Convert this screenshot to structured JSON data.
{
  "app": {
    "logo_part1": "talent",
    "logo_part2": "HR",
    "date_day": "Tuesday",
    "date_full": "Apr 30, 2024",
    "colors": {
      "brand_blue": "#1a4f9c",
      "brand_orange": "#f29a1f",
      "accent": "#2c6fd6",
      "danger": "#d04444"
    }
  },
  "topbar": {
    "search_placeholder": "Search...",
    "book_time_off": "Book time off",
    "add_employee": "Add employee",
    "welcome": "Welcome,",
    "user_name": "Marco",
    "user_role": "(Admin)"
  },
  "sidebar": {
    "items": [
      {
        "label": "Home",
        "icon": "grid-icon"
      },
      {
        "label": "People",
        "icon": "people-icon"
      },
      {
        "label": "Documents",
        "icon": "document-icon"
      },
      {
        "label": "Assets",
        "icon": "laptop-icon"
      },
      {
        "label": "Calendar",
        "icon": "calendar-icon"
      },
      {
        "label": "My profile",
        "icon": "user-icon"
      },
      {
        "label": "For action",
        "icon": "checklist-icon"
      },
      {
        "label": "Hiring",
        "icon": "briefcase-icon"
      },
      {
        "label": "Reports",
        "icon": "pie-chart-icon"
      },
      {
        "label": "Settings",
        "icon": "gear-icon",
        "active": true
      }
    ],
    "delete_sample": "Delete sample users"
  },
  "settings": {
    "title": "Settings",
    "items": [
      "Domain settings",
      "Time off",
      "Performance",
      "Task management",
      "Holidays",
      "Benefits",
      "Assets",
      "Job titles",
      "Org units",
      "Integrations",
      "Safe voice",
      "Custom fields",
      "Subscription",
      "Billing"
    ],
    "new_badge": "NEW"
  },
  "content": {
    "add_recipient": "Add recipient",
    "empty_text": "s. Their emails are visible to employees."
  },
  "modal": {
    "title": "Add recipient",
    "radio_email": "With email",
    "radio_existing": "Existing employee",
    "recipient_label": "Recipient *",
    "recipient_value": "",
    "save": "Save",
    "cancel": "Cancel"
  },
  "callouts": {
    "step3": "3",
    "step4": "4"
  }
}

☆ ☆ ☆ ☆ ☆

YOUR TASK: Reproduce the full listing above, character for character.

OUTPUT:
Convert this screenshot to structured JSON data.
{
  "app": {
    "logo_part1": "talent",
    "logo_part2": "HR",
    "date_day": "Tuesday",
    "date_full": "Apr 30, 2024",
    "colors": {
      "brand_blue": "#1a4f9c",
      "brand_orange": "#f29a1f",
      "accent": "#2c6fd6",
      "danger": "#d04444"
    }
  },
  "topbar": {
    "search_placeholder": "Search...",
    "book_time_off": "Book time off",
    "add_employee": "Add employee",
    "welcome": "Welcome,",
    "user_name": "Marco",
    "user_role": "(Admin)"
  },
  "sidebar": {
    "items": [
      {
        "label": "Home",
        "icon": "grid-icon"
      },
      {
        "label": "People",
        "icon": "people-icon"
      },
      {
        "label": "Documents",
        "icon": "document-icon"
      },
      {
        "label": "Assets",
        "icon": "laptop-icon"
      },
      {
        "label": "Calendar",
        "icon": "calendar-icon"
      },
      {
        "label": "My profile",
        "icon": "user-icon"
      },
      {
        "label": "For action",
        "icon": "checklist-icon"
      },
      {
        "label": "Hiring",
        "icon": "briefcase-icon"
      },
      {
        "label": "Reports",
        "icon": "pie-chart-icon"
      },
      {
        "label": "Settings",
        "icon": "gear-icon",
        "active": true
      }
    ],
    "delete_sample": "Delete sample users"
  },
  "settings": {
    "title": "Settings",
    "items": [
      "Domain settings",
      "Time off",
      "Performance",
      "Task management",
      "Holidays",
      "Benefits",
      "Assets",
      "Job titles",
      "Org units",
      "Integrations",
      "Safe voice",
      "Custom fields",
      "Subscription",
      "Billing"
    ],
    "new_badge": "NEW"
  },
  "content": {
    "add_recipient": "Add recipient",
    "empty_text": "s. Their emails are visible to employees."
  },
  "modal": {
    "title": "Add recipient",
    "radio_email": "With email",
    "radio_existing": "Existing employee",
    "recipient_label": "Recipient *",
    "recipient_value": "",
    "save": "Save",
    "cancel": "Cancel"
  },
  "callouts": {
    "step3": "3",
    "step4": "4"
  }
}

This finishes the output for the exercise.